# Task description
Pictures in the records should not be copied, but every other part must be repeated exactly.

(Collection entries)
• • •

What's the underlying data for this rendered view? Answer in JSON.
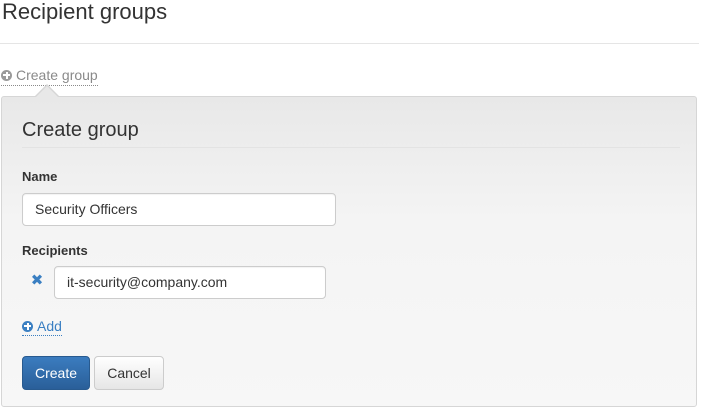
{
  "page": {
    "title": "Recipient groups"
  },
  "toggle": {
    "label": "Create group",
    "icon": "plus-circle-icon"
  },
  "form": {
    "heading": "Create group",
    "name_label": "Name",
    "name_value": "Security Officers",
    "recipients_label": "Recipients",
    "recipients": [
      {
        "value": "it-security@company.com",
        "remove_icon": "remove-x-icon"
      }
    ],
    "add_label": "Add",
    "create_label": "Create",
    "cancel_label": "Cancel"
  },
  "colors": {
    "accent": "#3a7fc2",
    "primary_button": "#2f6aa8",
    "muted_link": "#8a8a8a"
  }
}
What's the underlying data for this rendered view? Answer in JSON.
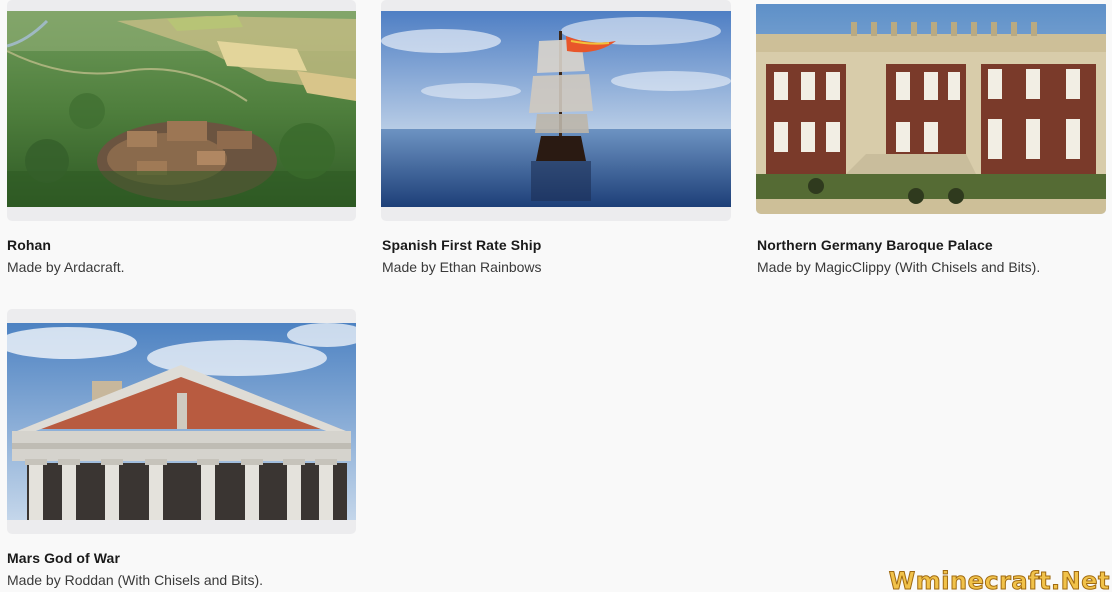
{
  "cards": [
    {
      "title": "Rohan",
      "byline": "Made by Ardacraft.",
      "image": "rohan-aerial-landscape"
    },
    {
      "title": "Spanish First Rate Ship",
      "byline": "Made by Ethan Rainbows",
      "image": "galleon-at-sea"
    },
    {
      "title": "Northern Germany Baroque Palace",
      "byline": "Made by MagicClippy (With Chisels and Bits).",
      "image": "baroque-palace-facade"
    },
    {
      "title": "Mars God of War",
      "byline": "Made by Roddan (With Chisels and Bits).",
      "image": "roman-temple-pediment"
    }
  ],
  "watermark": "Wminecraft.Net",
  "colors": {
    "page_bg": "#f9f9f9",
    "card_bg": "#ececee",
    "title": "#1a1a1a",
    "byline": "#3a3a3a",
    "watermark_fill": "#f1c24a"
  }
}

• • •

# In response
What's the underlying data for this rendered view? Answer in JSON.
{
  "page": {
    "title": "Recipient groups"
  },
  "toggle": {
    "label": "Create group",
    "icon": "plus-circle-icon"
  },
  "form": {
    "heading": "Create group",
    "name_label": "Name",
    "name_value": "Security Officers",
    "recipients_label": "Recipients",
    "recipients": [
      {
        "value": "it-security@company.com",
        "remove_icon": "remove-x-icon"
      }
    ],
    "add_label": "Add",
    "create_label": "Create",
    "cancel_label": "Cancel"
  },
  "colors": {
    "accent": "#3a7fc2",
    "primary_button": "#2f6aa8",
    "muted_link": "#8a8a8a"
  }
}
What's the underlying data for this rendered view? Answer in JSON.
{
  "cards": [
    {
      "title": "Rohan",
      "byline": "Made by Ardacraft.",
      "image": "rohan-aerial-landscape"
    },
    {
      "title": "Spanish First Rate Ship",
      "byline": "Made by Ethan Rainbows",
      "image": "galleon-at-sea"
    },
    {
      "title": "Northern Germany Baroque Palace",
      "byline": "Made by MagicClippy (With Chisels and Bits).",
      "image": "baroque-palace-facade"
    },
    {
      "title": "Mars God of War",
      "byline": "Made by Roddan (With Chisels and Bits).",
      "image": "roman-temple-pediment"
    }
  ],
  "watermark": "Wminecraft.Net",
  "colors": {
    "page_bg": "#f9f9f9",
    "card_bg": "#ececee",
    "title": "#1a1a1a",
    "byline": "#3a3a3a",
    "watermark_fill": "#f1c24a"
  }
}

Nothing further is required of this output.